Direction ::
From the entries below, copy every line where the string "Símbolos" appears.

Material for this exercise ::
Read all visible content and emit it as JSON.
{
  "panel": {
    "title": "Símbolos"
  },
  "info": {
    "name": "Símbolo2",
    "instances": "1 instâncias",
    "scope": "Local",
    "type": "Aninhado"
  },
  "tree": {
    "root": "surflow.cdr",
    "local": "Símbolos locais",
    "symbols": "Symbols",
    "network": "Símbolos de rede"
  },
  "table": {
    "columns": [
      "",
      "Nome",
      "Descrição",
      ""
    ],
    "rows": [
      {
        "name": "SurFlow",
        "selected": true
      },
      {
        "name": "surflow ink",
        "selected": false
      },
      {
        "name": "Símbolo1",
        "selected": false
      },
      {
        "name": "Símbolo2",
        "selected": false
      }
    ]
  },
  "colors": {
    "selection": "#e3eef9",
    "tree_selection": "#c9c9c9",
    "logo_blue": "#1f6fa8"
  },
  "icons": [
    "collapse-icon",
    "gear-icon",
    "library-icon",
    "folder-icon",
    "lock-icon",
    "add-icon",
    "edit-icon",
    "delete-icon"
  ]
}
...
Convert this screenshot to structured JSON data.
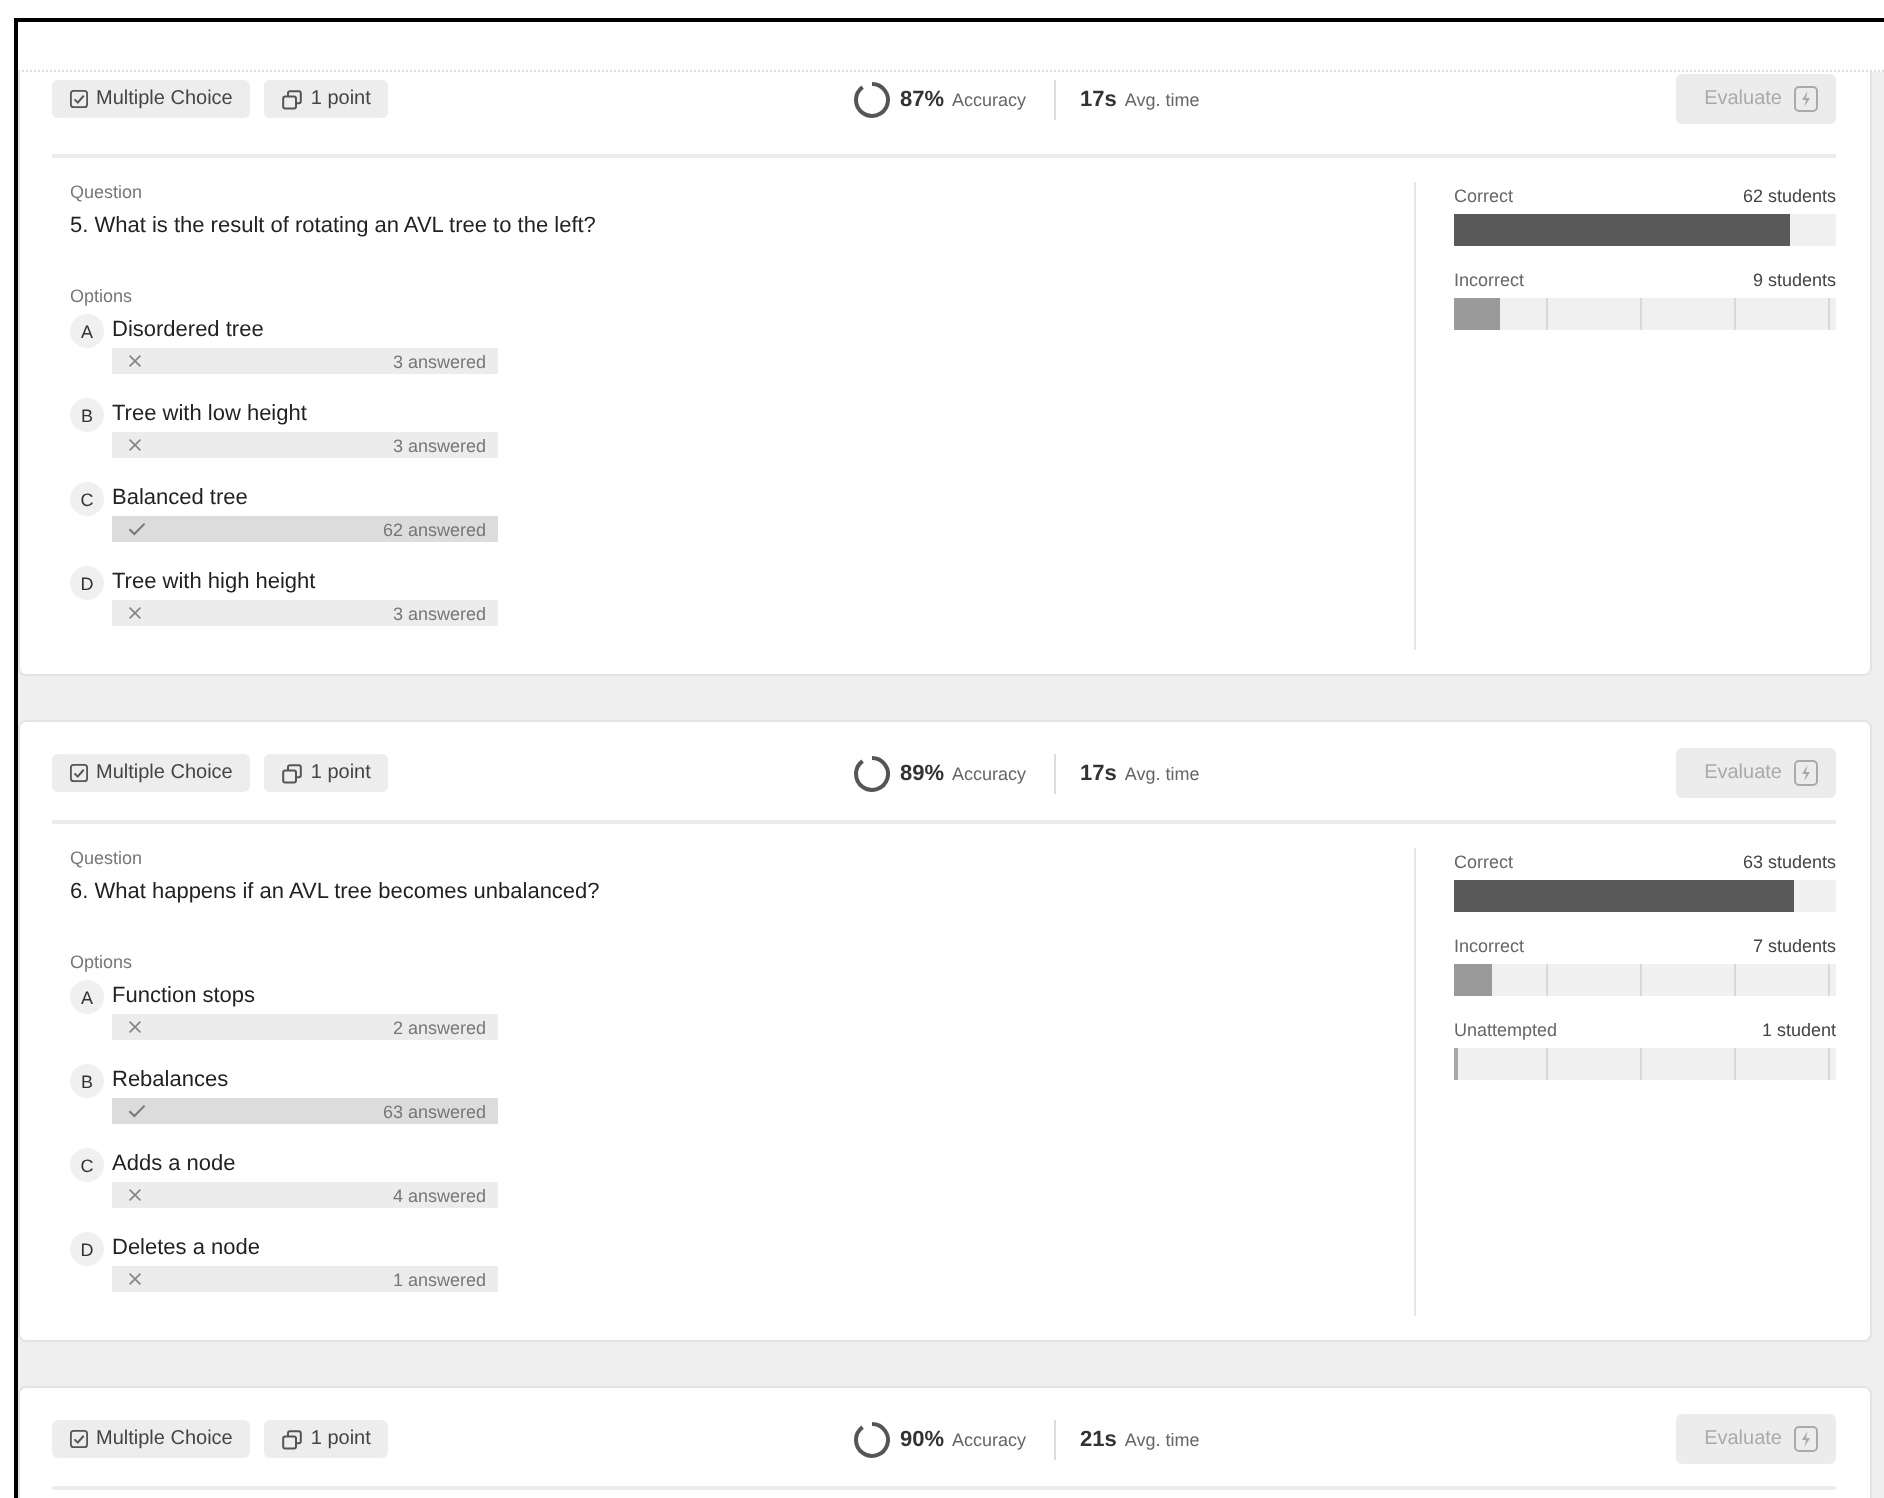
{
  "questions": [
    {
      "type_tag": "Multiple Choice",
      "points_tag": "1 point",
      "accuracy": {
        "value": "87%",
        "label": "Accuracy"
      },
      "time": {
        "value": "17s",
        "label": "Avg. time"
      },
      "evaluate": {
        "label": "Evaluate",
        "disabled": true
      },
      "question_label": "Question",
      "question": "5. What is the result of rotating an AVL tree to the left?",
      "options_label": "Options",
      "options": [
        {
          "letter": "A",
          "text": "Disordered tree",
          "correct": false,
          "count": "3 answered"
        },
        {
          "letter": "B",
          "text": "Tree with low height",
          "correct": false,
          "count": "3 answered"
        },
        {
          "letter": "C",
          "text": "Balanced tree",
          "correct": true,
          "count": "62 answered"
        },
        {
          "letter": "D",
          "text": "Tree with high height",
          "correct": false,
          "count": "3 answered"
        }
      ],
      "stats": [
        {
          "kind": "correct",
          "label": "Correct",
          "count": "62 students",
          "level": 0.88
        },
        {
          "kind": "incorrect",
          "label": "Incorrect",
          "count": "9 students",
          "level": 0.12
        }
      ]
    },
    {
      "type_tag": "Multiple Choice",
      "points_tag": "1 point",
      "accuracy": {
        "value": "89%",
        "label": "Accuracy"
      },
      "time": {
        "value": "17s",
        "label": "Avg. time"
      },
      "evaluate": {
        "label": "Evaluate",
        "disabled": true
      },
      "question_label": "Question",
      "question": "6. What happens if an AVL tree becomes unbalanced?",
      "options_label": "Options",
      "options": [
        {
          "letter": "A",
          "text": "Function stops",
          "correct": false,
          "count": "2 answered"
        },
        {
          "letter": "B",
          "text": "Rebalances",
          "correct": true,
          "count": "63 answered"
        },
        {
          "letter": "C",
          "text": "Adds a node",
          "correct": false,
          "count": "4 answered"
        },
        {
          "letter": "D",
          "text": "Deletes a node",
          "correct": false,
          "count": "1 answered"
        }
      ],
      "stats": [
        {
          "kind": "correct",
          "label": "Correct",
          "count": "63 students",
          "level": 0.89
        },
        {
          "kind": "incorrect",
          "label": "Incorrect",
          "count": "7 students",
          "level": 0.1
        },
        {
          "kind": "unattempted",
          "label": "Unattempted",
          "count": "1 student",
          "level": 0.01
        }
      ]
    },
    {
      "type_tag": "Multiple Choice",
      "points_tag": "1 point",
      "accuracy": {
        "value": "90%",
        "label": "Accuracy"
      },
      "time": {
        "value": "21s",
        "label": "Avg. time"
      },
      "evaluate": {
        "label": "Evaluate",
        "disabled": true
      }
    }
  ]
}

Written answer ::
    "title": "Símbolos"
    "local": "Símbolos locais",
    "network": "Símbolos de rede"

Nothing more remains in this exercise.